Set down every entry again word for word, please, but skip the pictures.

* [DATASET CONTENT]
━━━━━━━━
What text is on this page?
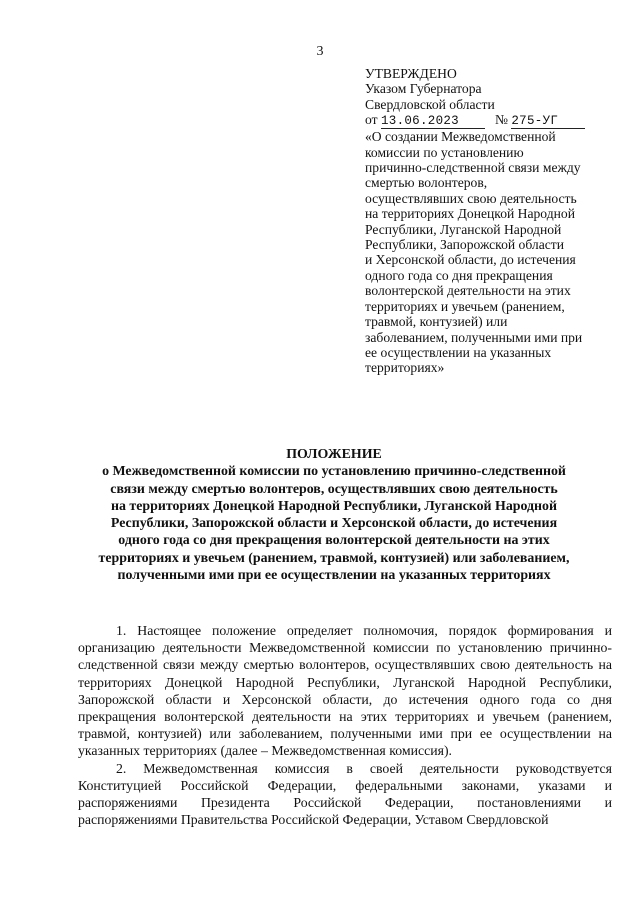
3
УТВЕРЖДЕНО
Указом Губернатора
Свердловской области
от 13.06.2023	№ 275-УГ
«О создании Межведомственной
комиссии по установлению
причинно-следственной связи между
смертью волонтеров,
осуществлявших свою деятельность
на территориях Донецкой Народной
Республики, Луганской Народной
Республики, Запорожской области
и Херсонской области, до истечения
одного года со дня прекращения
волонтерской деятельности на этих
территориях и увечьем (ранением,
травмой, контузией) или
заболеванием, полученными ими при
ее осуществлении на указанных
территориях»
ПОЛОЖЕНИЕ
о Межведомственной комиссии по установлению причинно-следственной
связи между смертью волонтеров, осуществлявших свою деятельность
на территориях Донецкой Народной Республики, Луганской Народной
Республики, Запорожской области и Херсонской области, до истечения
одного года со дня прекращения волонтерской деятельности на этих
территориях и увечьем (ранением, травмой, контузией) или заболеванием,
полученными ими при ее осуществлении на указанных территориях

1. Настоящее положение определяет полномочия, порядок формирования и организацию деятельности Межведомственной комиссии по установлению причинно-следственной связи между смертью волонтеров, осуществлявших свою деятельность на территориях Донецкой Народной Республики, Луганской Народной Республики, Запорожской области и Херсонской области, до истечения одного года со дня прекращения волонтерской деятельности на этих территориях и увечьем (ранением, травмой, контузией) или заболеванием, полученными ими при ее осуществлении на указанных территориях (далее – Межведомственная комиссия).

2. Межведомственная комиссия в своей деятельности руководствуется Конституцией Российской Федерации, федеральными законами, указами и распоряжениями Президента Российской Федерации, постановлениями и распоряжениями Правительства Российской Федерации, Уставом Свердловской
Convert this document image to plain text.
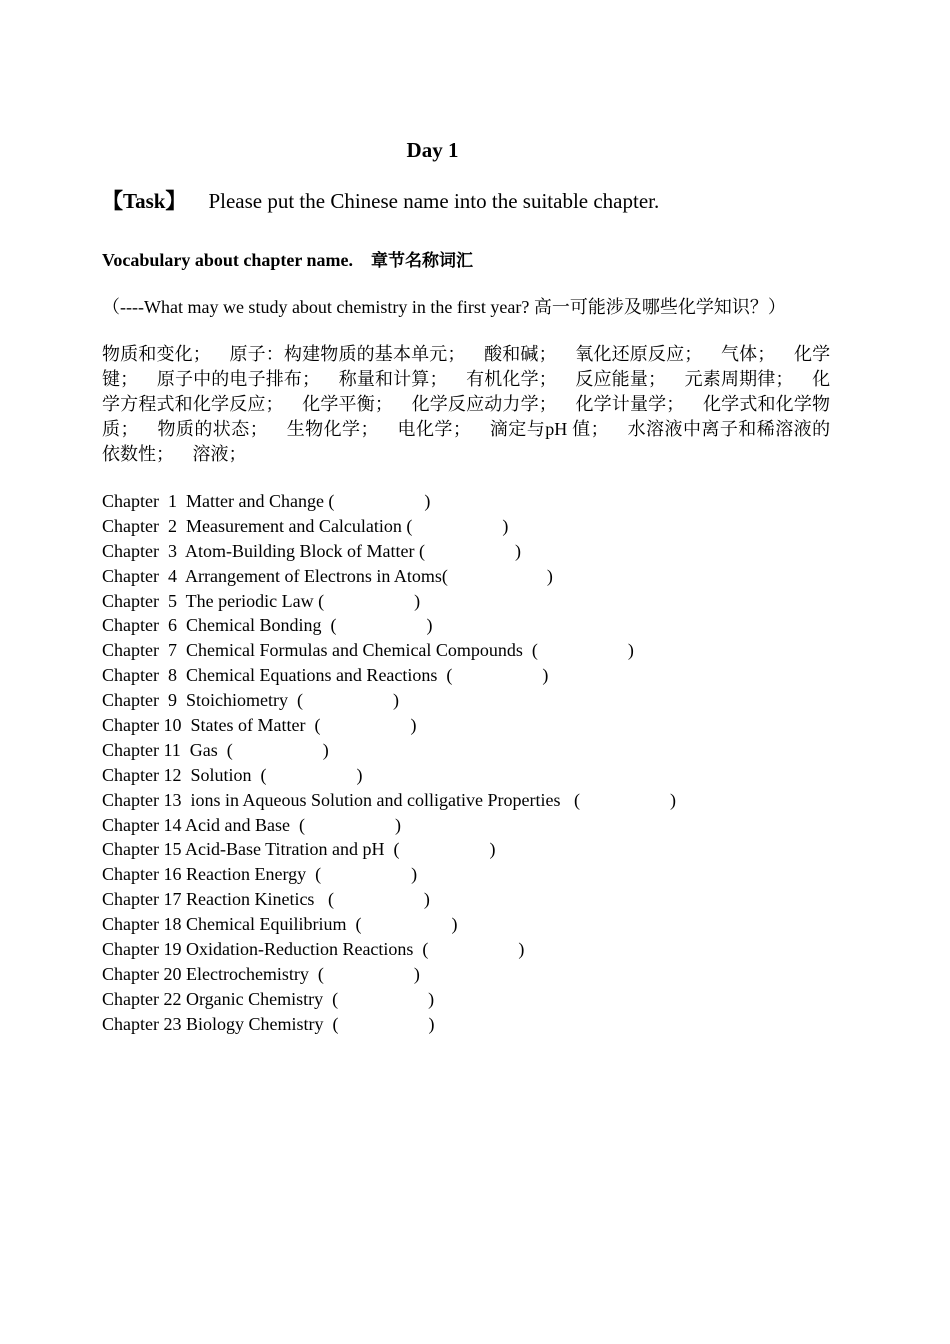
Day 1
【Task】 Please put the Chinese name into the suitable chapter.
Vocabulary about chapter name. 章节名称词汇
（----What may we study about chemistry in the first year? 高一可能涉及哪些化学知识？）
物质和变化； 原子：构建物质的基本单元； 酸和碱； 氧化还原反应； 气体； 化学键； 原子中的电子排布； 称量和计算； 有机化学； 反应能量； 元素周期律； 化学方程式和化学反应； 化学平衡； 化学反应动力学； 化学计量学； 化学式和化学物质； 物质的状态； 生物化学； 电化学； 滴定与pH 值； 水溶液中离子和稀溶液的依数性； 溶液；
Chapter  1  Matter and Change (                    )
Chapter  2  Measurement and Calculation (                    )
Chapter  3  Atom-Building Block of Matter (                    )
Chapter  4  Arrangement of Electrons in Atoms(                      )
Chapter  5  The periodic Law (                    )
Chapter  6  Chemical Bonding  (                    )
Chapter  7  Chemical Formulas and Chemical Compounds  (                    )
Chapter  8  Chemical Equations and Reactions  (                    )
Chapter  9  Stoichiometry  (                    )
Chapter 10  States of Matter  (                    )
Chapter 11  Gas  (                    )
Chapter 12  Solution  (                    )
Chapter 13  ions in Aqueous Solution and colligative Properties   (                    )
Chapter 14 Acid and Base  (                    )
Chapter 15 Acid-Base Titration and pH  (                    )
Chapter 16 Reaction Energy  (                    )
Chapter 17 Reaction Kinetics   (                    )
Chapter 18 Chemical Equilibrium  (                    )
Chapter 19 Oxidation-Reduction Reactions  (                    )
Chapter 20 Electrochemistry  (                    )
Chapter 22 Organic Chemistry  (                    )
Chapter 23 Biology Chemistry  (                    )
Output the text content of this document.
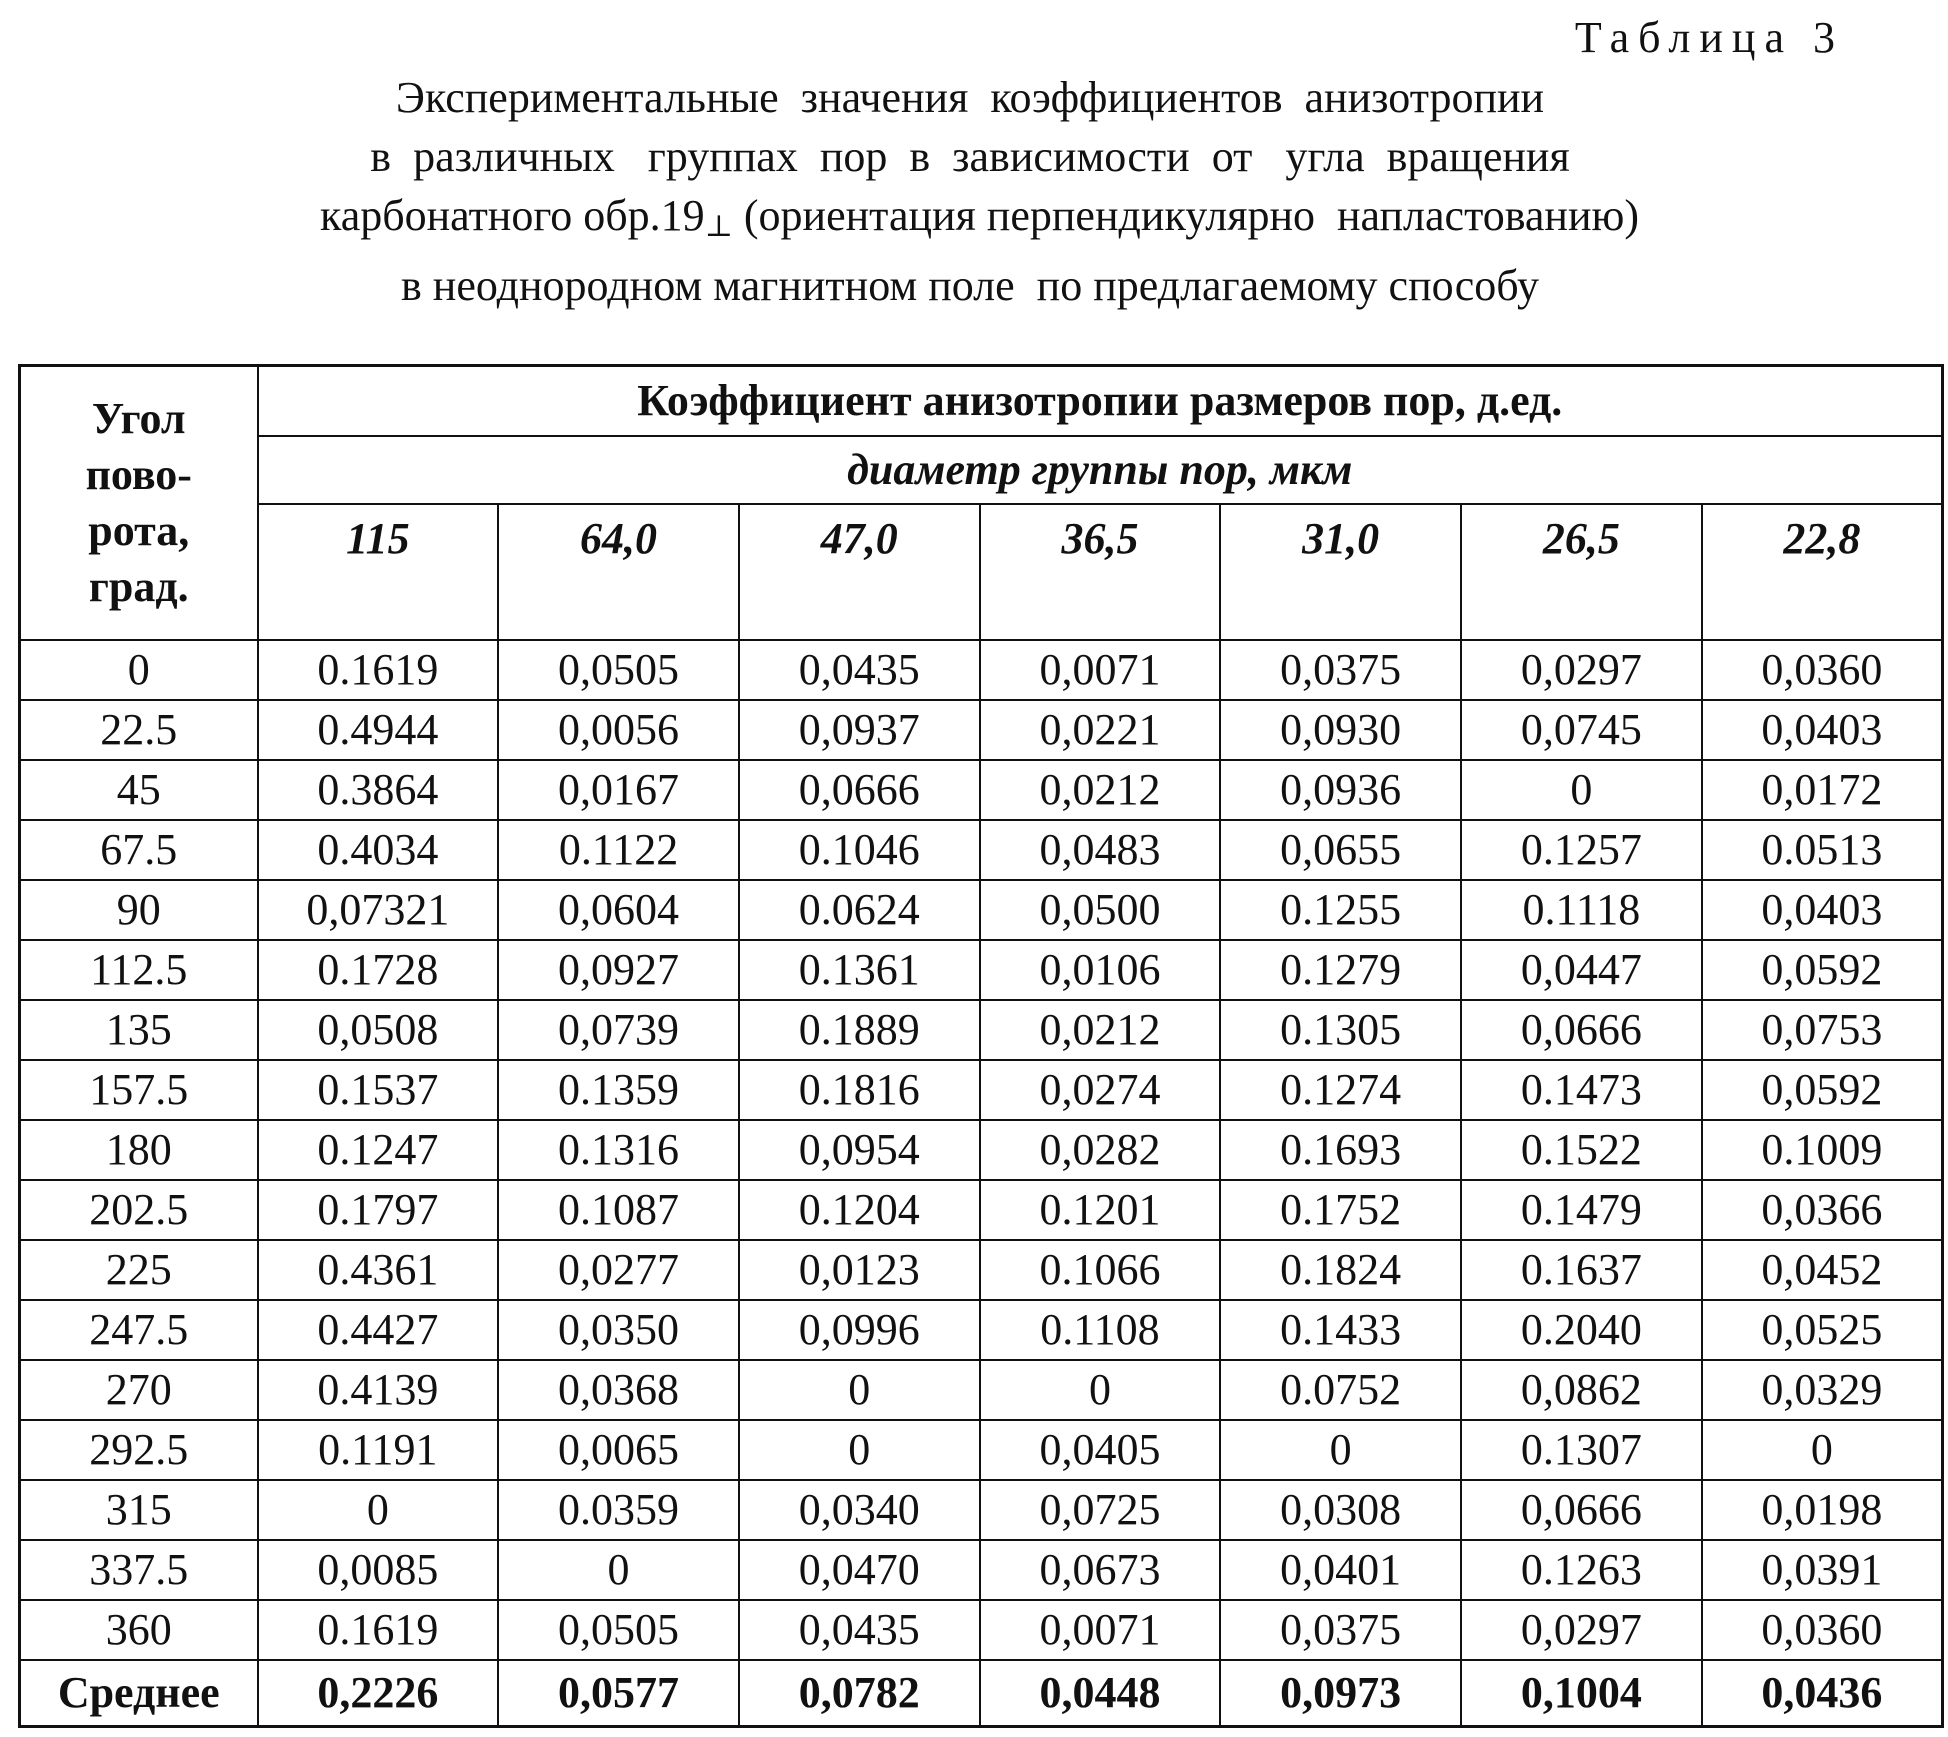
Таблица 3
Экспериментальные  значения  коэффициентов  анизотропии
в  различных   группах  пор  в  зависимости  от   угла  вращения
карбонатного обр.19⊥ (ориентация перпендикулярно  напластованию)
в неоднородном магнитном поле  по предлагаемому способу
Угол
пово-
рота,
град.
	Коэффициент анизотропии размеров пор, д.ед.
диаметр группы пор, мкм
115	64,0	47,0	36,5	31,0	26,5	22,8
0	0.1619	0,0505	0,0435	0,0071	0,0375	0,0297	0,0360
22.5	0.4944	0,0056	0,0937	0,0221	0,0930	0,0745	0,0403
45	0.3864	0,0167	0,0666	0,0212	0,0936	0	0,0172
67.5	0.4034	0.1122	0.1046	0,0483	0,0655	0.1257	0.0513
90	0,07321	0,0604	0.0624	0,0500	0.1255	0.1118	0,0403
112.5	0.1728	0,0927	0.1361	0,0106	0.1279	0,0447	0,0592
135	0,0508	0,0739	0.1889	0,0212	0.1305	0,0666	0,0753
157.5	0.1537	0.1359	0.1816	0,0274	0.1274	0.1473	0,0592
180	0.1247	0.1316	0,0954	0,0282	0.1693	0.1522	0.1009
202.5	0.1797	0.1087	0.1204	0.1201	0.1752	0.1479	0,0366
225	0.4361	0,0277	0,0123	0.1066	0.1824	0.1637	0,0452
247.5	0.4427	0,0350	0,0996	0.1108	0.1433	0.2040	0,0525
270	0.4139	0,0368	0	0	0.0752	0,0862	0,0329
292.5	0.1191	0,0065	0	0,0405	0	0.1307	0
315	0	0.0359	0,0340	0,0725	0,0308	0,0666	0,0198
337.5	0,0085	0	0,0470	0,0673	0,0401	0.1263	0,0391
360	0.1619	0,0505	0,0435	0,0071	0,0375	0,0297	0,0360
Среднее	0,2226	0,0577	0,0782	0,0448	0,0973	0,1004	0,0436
━━━━━━━━
* [TASK RESPONSE]
What text is on this page?
3
УТВЕРЖДЕНО
Указом Губернатора
Свердловской области
от 13.06.2023	№ 275-УГ
«О создании Межведомственной
комиссии по установлению
причинно-следственной связи между
смертью волонтеров,
осуществлявших свою деятельность
на территориях Донецкой Народной
Республики, Луганской Народной
Республики, Запорожской области
и Херсонской области, до истечения
одного года со дня прекращения
волонтерской деятельности на этих
территориях и увечьем (ранением,
травмой, контузией) или
заболеванием, полученными ими при
ее осуществлении на указанных
территориях»
ПОЛОЖЕНИЕ
о Межведомственной комиссии по установлению причинно-следственной
связи между смертью волонтеров, осуществлявших свою деятельность
на территориях Донецкой Народной Республики, Луганской Народной
Республики, Запорожской области и Херсонской области, до истечения
одного года со дня прекращения волонтерской деятельности на этих
территориях и увечьем (ранением, травмой, контузией) или заболеванием,
полученными ими при ее осуществлении на указанных территориях

1. Настоящее положение определяет полномочия, порядок формирования и организацию деятельности Межведомственной комиссии по установлению причинно-следственной связи между смертью волонтеров, осуществлявших свою деятельность на территориях Донецкой Народной Республики, Луганской Народной Республики, Запорожской области и Херсонской области, до истечения одного года со дня прекращения волонтерской деятельности на этих территориях и увечьем (ранением, травмой, контузией) или заболеванием, полученными ими при ее осуществлении на указанных территориях (далее – Межведомственная комиссия).

2. Межведомственная комиссия в своей деятельности руководствуется Конституцией Российской Федерации, федеральными законами, указами и распоряжениями Президента Российской Федерации, постановлениями и распоряжениями Правительства Российской Федерации, Уставом Свердловской
Convert this document image to plain text.
Day 1
【Task】 Please put the Chinese name into the suitable chapter.
Vocabulary about chapter name. 章节名称词汇
（----What may we study about chemistry in the first year? 高一可能涉及哪些化学知识？）
物质和变化； 原子：构建物质的基本单元； 酸和碱； 氧化还原反应； 气体； 化学键； 原子中的电子排布； 称量和计算； 有机化学； 反应能量； 元素周期律； 化学方程式和化学反应； 化学平衡； 化学反应动力学； 化学计量学； 化学式和化学物质； 物质的状态； 生物化学； 电化学； 滴定与pH 值； 水溶液中离子和稀溶液的依数性； 溶液；
Chapter  1  Matter and Change (                    )
Chapter  2  Measurement and Calculation (                    )
Chapter  3  Atom-Building Block of Matter (                    )
Chapter  4  Arrangement of Electrons in Atoms(                      )
Chapter  5  The periodic Law (                    )
Chapter  6  Chemical Bonding  (                    )
Chapter  7  Chemical Formulas and Chemical Compounds  (                    )
Chapter  8  Chemical Equations and Reactions  (                    )
Chapter  9  Stoichiometry  (                    )
Chapter 10  States of Matter  (                    )
Chapter 11  Gas  (                    )
Chapter 12  Solution  (                    )
Chapter 13  ions in Aqueous Solution and colligative Properties   (                    )
Chapter 14 Acid and Base  (                    )
Chapter 15 Acid-Base Titration and pH  (                    )
Chapter 16 Reaction Energy  (                    )
Chapter 17 Reaction Kinetics   (                    )
Chapter 18 Chemical Equilibrium  (                    )
Chapter 19 Oxidation-Reduction Reactions  (                    )
Chapter 20 Electrochemistry  (                    )
Chapter 22 Organic Chemistry  (                    )
Chapter 23 Biology Chemistry  (                    )
Output the text content of this document.
Таблица 3
Экспериментальные  значения  коэффициентов  анизотропии
в  различных   группах  пор  в  зависимости  от   угла  вращения
карбонатного обр.19⊥ (ориентация перпендикулярно  напластованию)
в неоднородном магнитном поле  по предлагаемому способу
Угол
пово-
рота,
град.
	Коэффициент анизотропии размеров пор, д.ед.
диаметр группы пор, мкм
115	64,0	47,0	36,5	31,0	26,5	22,8
0	0.1619	0,0505	0,0435	0,0071	0,0375	0,0297	0,0360
22.5	0.4944	0,0056	0,0937	0,0221	0,0930	0,0745	0,0403
45	0.3864	0,0167	0,0666	0,0212	0,0936	0	0,0172
67.5	0.4034	0.1122	0.1046	0,0483	0,0655	0.1257	0.0513
90	0,07321	0,0604	0.0624	0,0500	0.1255	0.1118	0,0403
112.5	0.1728	0,0927	0.1361	0,0106	0.1279	0,0447	0,0592
135	0,0508	0,0739	0.1889	0,0212	0.1305	0,0666	0,0753
157.5	0.1537	0.1359	0.1816	0,0274	0.1274	0.1473	0,0592
180	0.1247	0.1316	0,0954	0,0282	0.1693	0.1522	0.1009
202.5	0.1797	0.1087	0.1204	0.1201	0.1752	0.1479	0,0366
225	0.4361	0,0277	0,0123	0.1066	0.1824	0.1637	0,0452
247.5	0.4427	0,0350	0,0996	0.1108	0.1433	0.2040	0,0525
270	0.4139	0,0368	0	0	0.0752	0,0862	0,0329
292.5	0.1191	0,0065	0	0,0405	0	0.1307	0
315	0	0.0359	0,0340	0,0725	0,0308	0,0666	0,0198
337.5	0,0085	0	0,0470	0,0673	0,0401	0.1263	0,0391
360	0.1619	0,0505	0,0435	0,0071	0,0375	0,0297	0,0360
Среднее	0,2226	0,0577	0,0782	0,0448	0,0973	0,1004	0,0436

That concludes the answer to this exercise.